**INPUT MATERIAL:**
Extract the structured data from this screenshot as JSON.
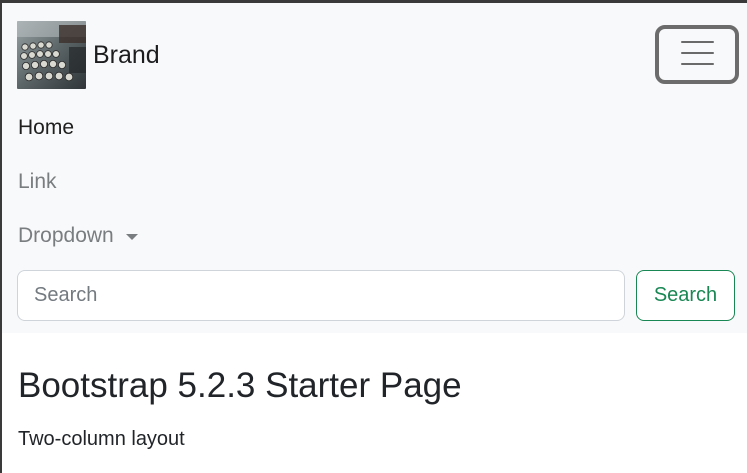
{
  "navbar": {
    "brand": {
      "text": "Brand",
      "logo_icon": "typewriter-photo-icon"
    },
    "toggler_icon": "hamburger-menu-icon",
    "items": [
      {
        "label": "Home",
        "active": true
      },
      {
        "label": "Link",
        "active": false
      },
      {
        "label": "Dropdown",
        "active": false,
        "dropdown_icon": "caret-down-icon"
      }
    ],
    "search": {
      "placeholder": "Search",
      "value": "",
      "button_label": "Search"
    }
  },
  "colors": {
    "navbar_background": "#f8f9fa",
    "success": "#198754",
    "muted_text": "#7a7d80",
    "body_text": "#212529"
  },
  "main": {
    "title": "Bootstrap 5.2.3 Starter Page",
    "subtitle": "Two-column layout"
  }
}
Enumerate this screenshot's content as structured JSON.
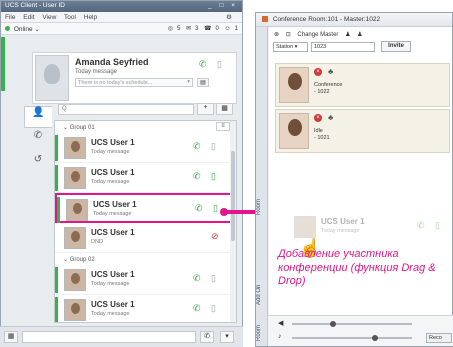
{
  "client": {
    "title": "UCS Client - User ID",
    "window_controls": "_ □ ×",
    "menu": [
      "File",
      "Edit",
      "View",
      "Tool",
      "Help"
    ],
    "status": "Online",
    "status_caret": "⌄",
    "counts": [
      "5",
      "3",
      "0",
      "1"
    ],
    "profile": {
      "name": "Amanda Seyfried",
      "message": "Today message",
      "schedule_placeholder": "There is no today's schedule..."
    },
    "search_placeholder": "Q",
    "groups": [
      {
        "label": "Group 01",
        "users": [
          {
            "name": "UCS User 1",
            "message": "Today message"
          },
          {
            "name": "UCS User 1",
            "message": "Today message"
          },
          {
            "name": "UCS User 1",
            "message": "Today message"
          },
          {
            "name": "UCS User 1",
            "message": "DND"
          }
        ]
      },
      {
        "label": "Group 02",
        "users": [
          {
            "name": "UCS User 1",
            "message": "Today message"
          },
          {
            "name": "UCS User 1",
            "message": "Today message"
          }
        ]
      }
    ]
  },
  "conference": {
    "title": "Conference Room:101 - Master:1022",
    "change_master": "Change Master",
    "station_select": "Station",
    "number_value": "1023",
    "invite_label": "Invite",
    "participants": [
      {
        "status": "Conference",
        "ext": "- 1022"
      },
      {
        "status": "Idle",
        "ext": "- 1021"
      }
    ],
    "dragged": {
      "name": "UCS User 1",
      "message": "Today message"
    },
    "side_tabs": [
      "Room",
      "Add On",
      "Room"
    ],
    "record_label": "Reco"
  },
  "caption": "Добавление участника конференции (функция Drag & Drop)",
  "colors": {
    "accent": "#e1168c",
    "online": "#35b24a",
    "dnd": "#d23a3a"
  }
}
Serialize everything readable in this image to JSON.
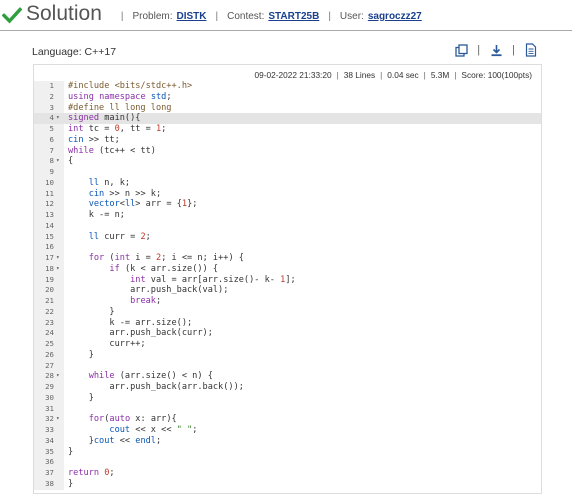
{
  "header": {
    "title": "Solution",
    "problem_label": "Problem:",
    "problem_code": "DISTK",
    "contest_label": "Contest:",
    "contest_code": "START25B",
    "user_label": "User:",
    "user_name": "sagroczz27",
    "separator": "|",
    "status_icon": "check-icon",
    "status_color": "#2e9e3e",
    "link_color": "#1a3f8f"
  },
  "toolbar": {
    "language": "Language: C++17",
    "icons": [
      "copy-icon",
      "download-icon",
      "file-icon"
    ]
  },
  "stats": {
    "datetime": "09-02-2022 21:33:20",
    "lines": "38 Lines",
    "time": "0.04 sec",
    "memory": "5.3M",
    "score": "Score: 100(100pts)"
  },
  "code": {
    "active_line": 4,
    "fold_lines": [
      4,
      8,
      17,
      18,
      28,
      32
    ],
    "lines": [
      "#include <bits/stdc++.h>",
      "using namespace std;",
      "#define ll long long",
      "signed main(){",
      "int tc = 0, tt = 1;",
      "cin >> tt;",
      "while (tc++ < tt)",
      "{",
      "",
      "    ll n, k;",
      "    cin >> n >> k;",
      "    vector<ll> arr = {1};",
      "    k -= n;",
      "",
      "    ll curr = 2;",
      "",
      "    for (int i = 2; i <= n; i++) {",
      "        if (k < arr.size()) {",
      "            int val = arr[arr.size()- k- 1];",
      "            arr.push_back(val);",
      "            break;",
      "        }",
      "        k -= arr.size();",
      "        arr.push_back(curr);",
      "        curr++;",
      "    }",
      "",
      "    while (arr.size() < n) {",
      "        arr.push_back(arr.back());",
      "    }",
      "",
      "    for(auto x: arr){",
      "        cout << x << \" \";",
      "    }cout << endl;",
      "}",
      "",
      "return 0;",
      "}"
    ]
  }
}
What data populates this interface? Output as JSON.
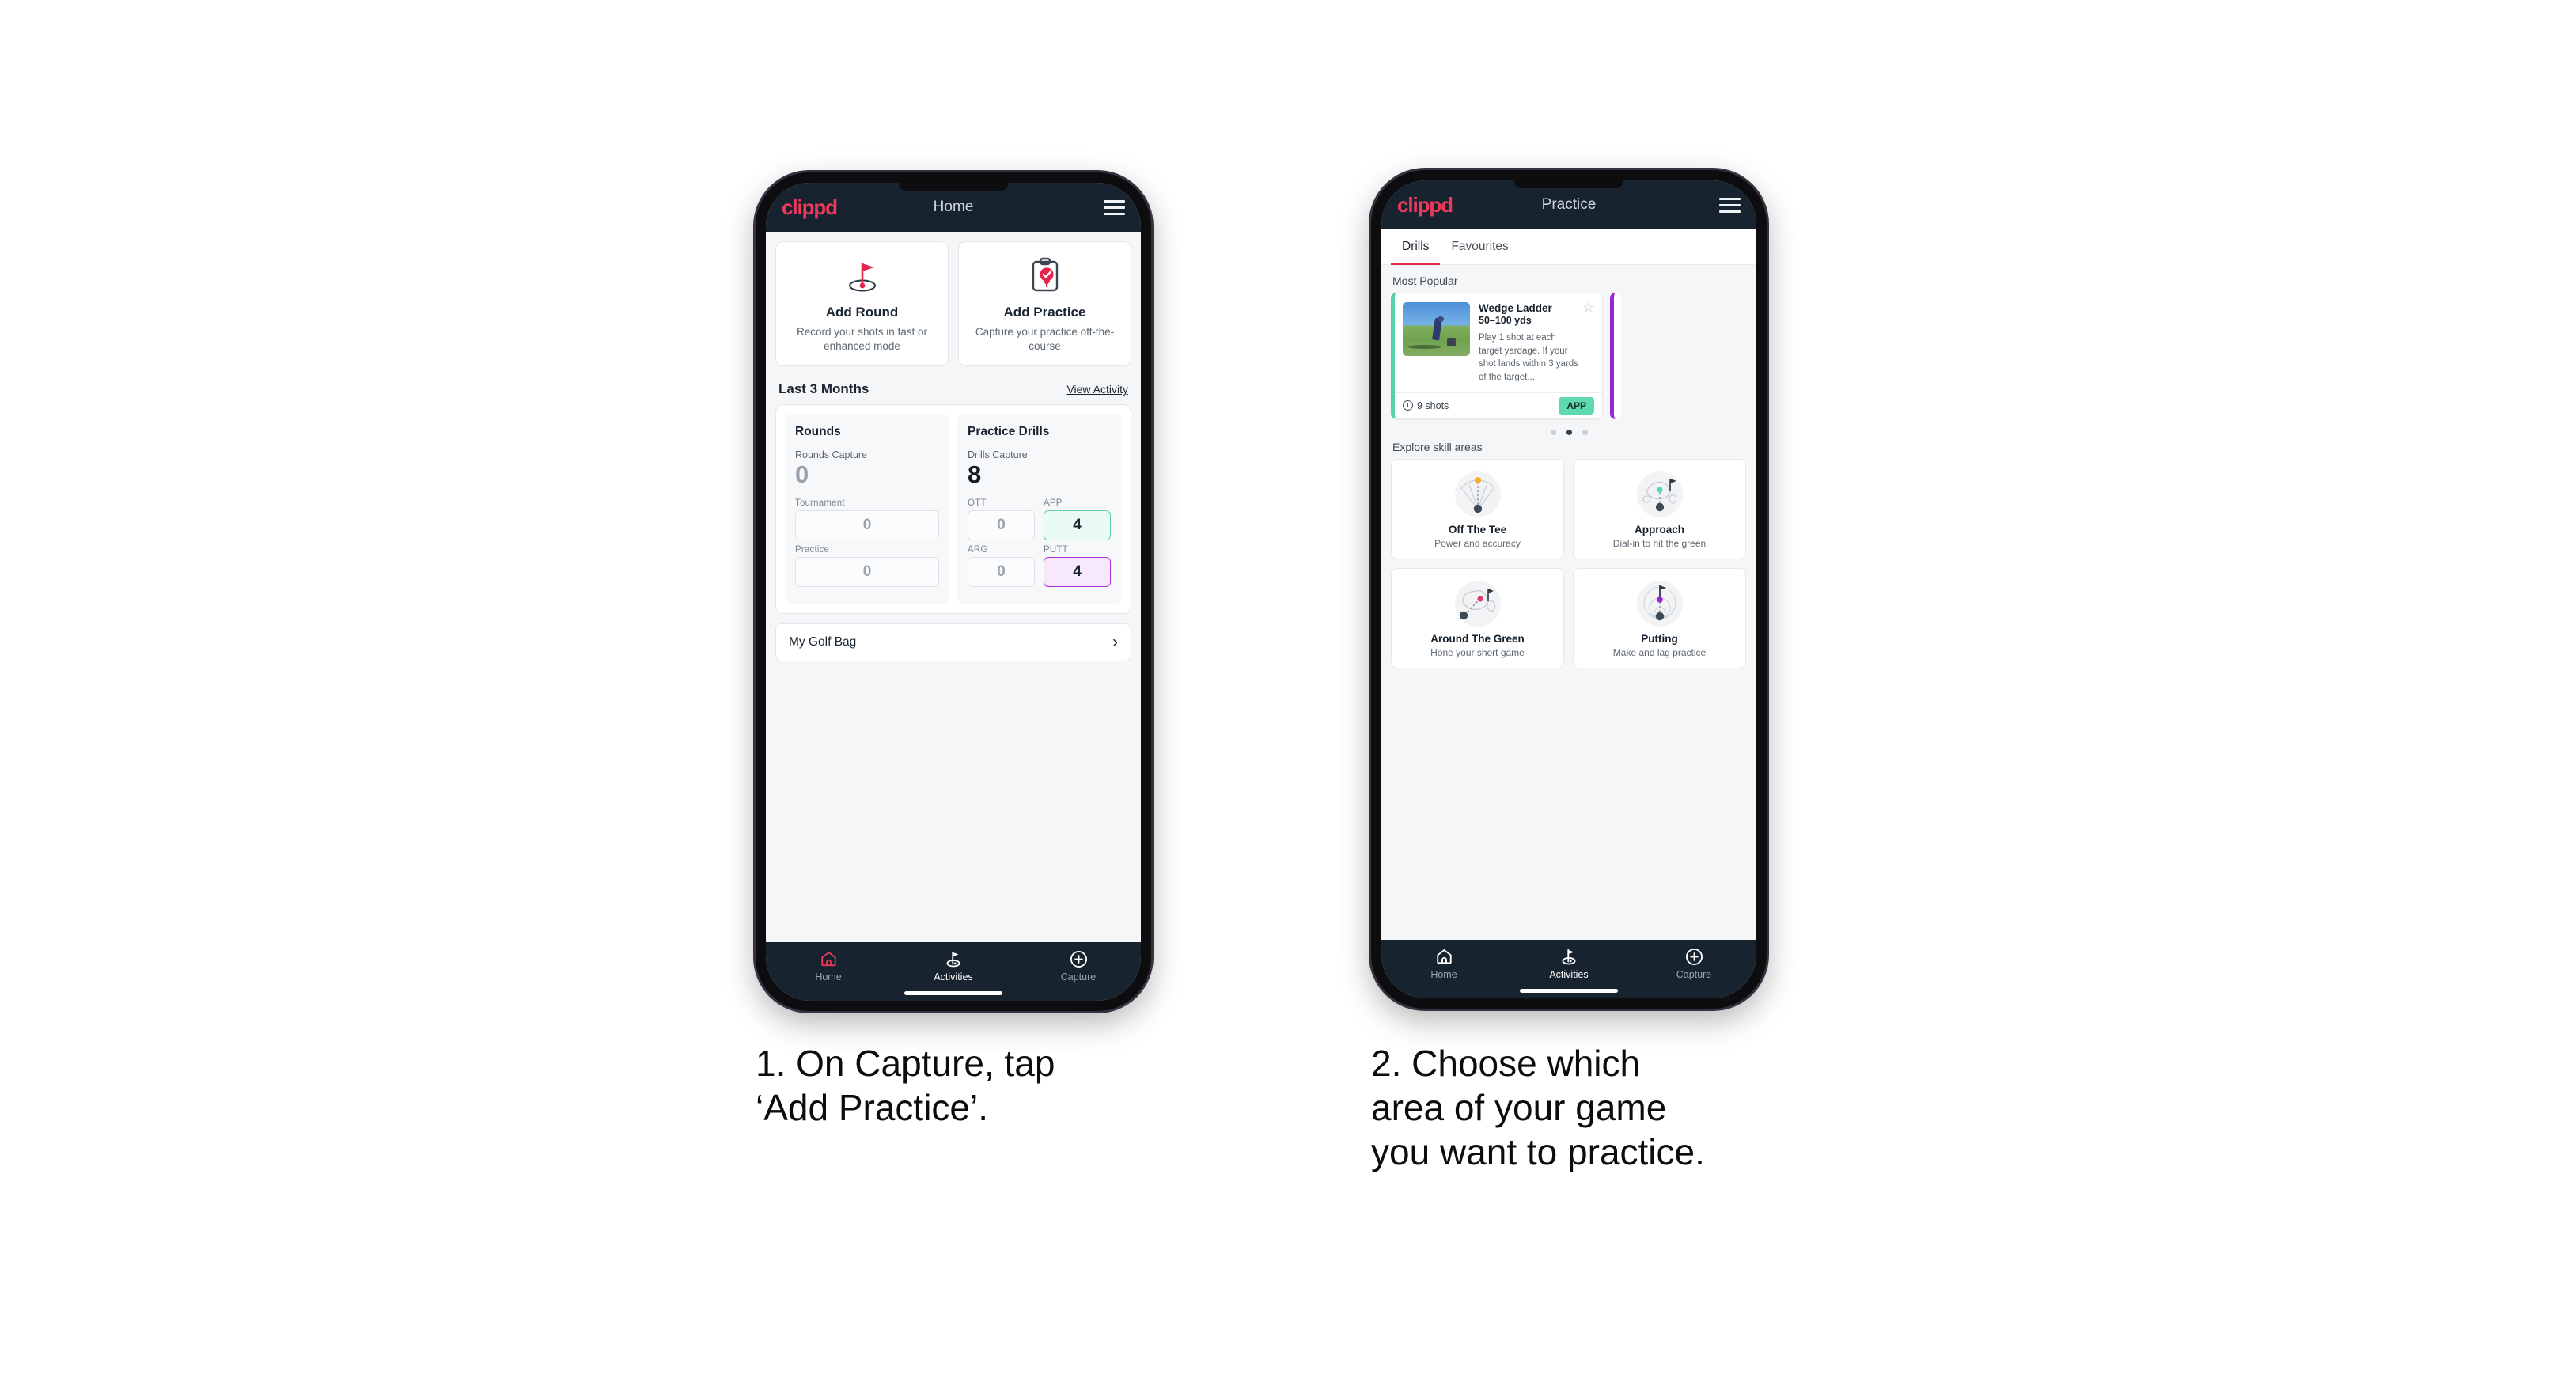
{
  "brand": "clippd",
  "colors": {
    "accent_pink": "#ec3a5d",
    "header_navy": "#17232e",
    "tab_underline": "#e4264f",
    "app_green": "#5fd9b0",
    "putt_purple": "#a830d6",
    "ott_yellow": "#f5b125",
    "arg_pink": "#e8376a"
  },
  "phone1": {
    "appbar": {
      "title": "Home",
      "menu_icon": "hamburger-icon"
    },
    "quick_actions": [
      {
        "icon": "golf-flag-hole-icon",
        "title": "Add Round",
        "subtitle": "Record your shots in fast or enhanced mode"
      },
      {
        "icon": "clipboard-check-tee-icon",
        "title": "Add Practice",
        "subtitle": "Capture your practice off-the-course"
      }
    ],
    "section": {
      "title": "Last 3 Months",
      "link": "View Activity"
    },
    "stats": {
      "rounds": {
        "title": "Rounds",
        "capture_label": "Rounds Capture",
        "capture_value": "0",
        "items": [
          {
            "label": "Tournament",
            "value": "0",
            "state": "empty"
          },
          {
            "label": "Practice",
            "value": "0",
            "state": "empty"
          }
        ]
      },
      "drills": {
        "title": "Practice Drills",
        "capture_label": "Drills Capture",
        "capture_value": "8",
        "items": [
          {
            "label": "OTT",
            "value": "0",
            "state": "empty"
          },
          {
            "label": "APP",
            "value": "4",
            "state": "green"
          },
          {
            "label": "ARG",
            "value": "0",
            "state": "empty"
          },
          {
            "label": "PUTT",
            "value": "4",
            "state": "purple"
          }
        ]
      }
    },
    "golf_bag": {
      "label": "My Golf Bag",
      "chevron": "chevron-right-icon"
    },
    "bottom_nav": [
      {
        "label": "Home",
        "icon": "home-icon",
        "active": "true"
      },
      {
        "label": "Activities",
        "icon": "golf-flag-icon",
        "active": "false"
      },
      {
        "label": "Capture",
        "icon": "plus-circle-icon",
        "active": "false"
      }
    ]
  },
  "phone2": {
    "appbar": {
      "title": "Practice",
      "menu_icon": "hamburger-icon"
    },
    "tabs": [
      {
        "label": "Drills",
        "active": "true"
      },
      {
        "label": "Favourites",
        "active": "false"
      }
    ],
    "most_popular_label": "Most Popular",
    "drill": {
      "name": "Wedge Ladder",
      "yardage": "50–100 yds",
      "description": "Play 1 shot at each target yardage. If your shot lands within 3 yards of the target...",
      "shots": "9 shots",
      "tag": "APP",
      "star_icon": "star-outline-icon",
      "clock_icon": "clock-icon",
      "thumbnail": "golfer-chipping-photo"
    },
    "carousel_dots": {
      "count": 3,
      "active_index": 1
    },
    "explore_label": "Explore skill areas",
    "skill_areas": [
      {
        "title": "Off The Tee",
        "subtitle": "Power and accuracy",
        "icon": "tee-shot-dispersion-icon"
      },
      {
        "title": "Approach",
        "subtitle": "Dial-in to hit the green",
        "icon": "approach-green-icon"
      },
      {
        "title": "Around The Green",
        "subtitle": "Hone your short game",
        "icon": "chip-green-icon"
      },
      {
        "title": "Putting",
        "subtitle": "Make and lag practice",
        "icon": "putting-rings-icon"
      }
    ],
    "bottom_nav": [
      {
        "label": "Home",
        "icon": "home-icon",
        "active": "false"
      },
      {
        "label": "Activities",
        "icon": "golf-flag-icon",
        "active": "true"
      },
      {
        "label": "Capture",
        "icon": "plus-circle-icon",
        "active": "false"
      }
    ]
  },
  "captions": {
    "step1": "1. On Capture, tap\n‘Add Practice’.",
    "step2": "2. Choose which\narea of your game\nyou want to practice."
  }
}
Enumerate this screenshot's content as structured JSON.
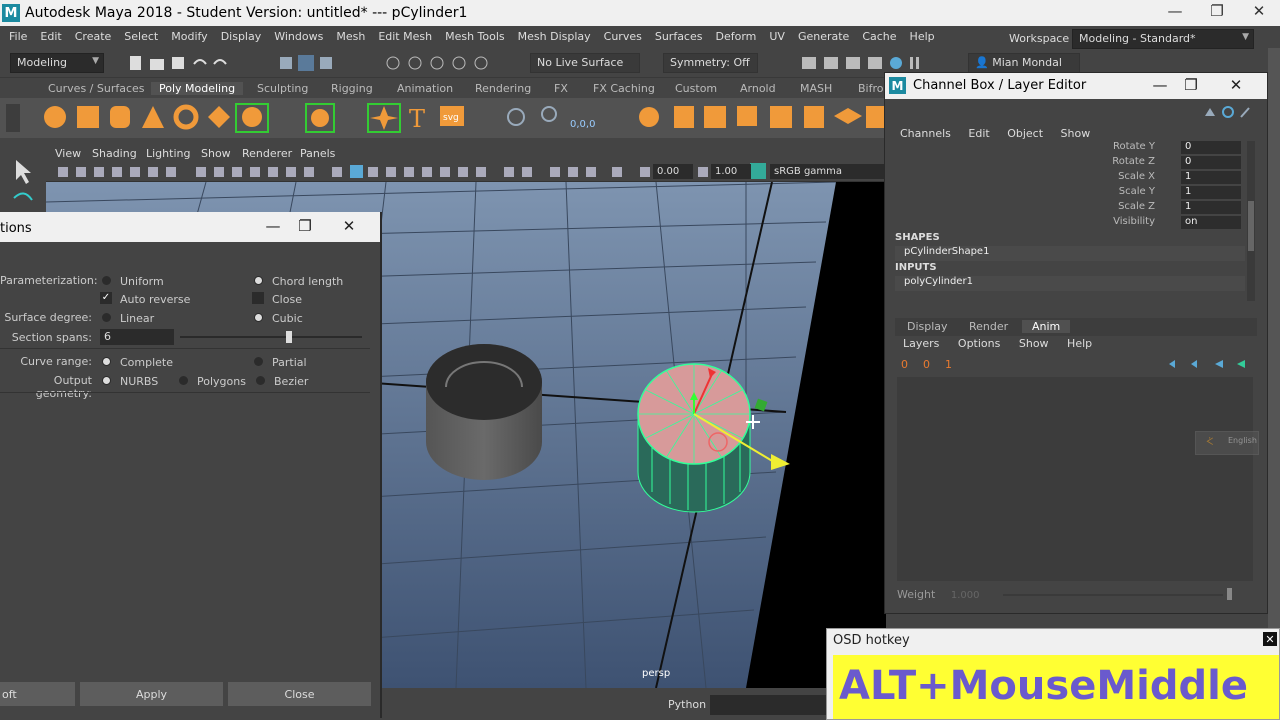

**YOUR OBJECTIVE:**
Filter the entries down to the lines containing "game". Copy each of those lines.

**ANSWER TO THE PROBLEM:**
        "subtitle": "Hone your short game",
    "step2": "2. Choose which\narea of your game\nyou want to practice."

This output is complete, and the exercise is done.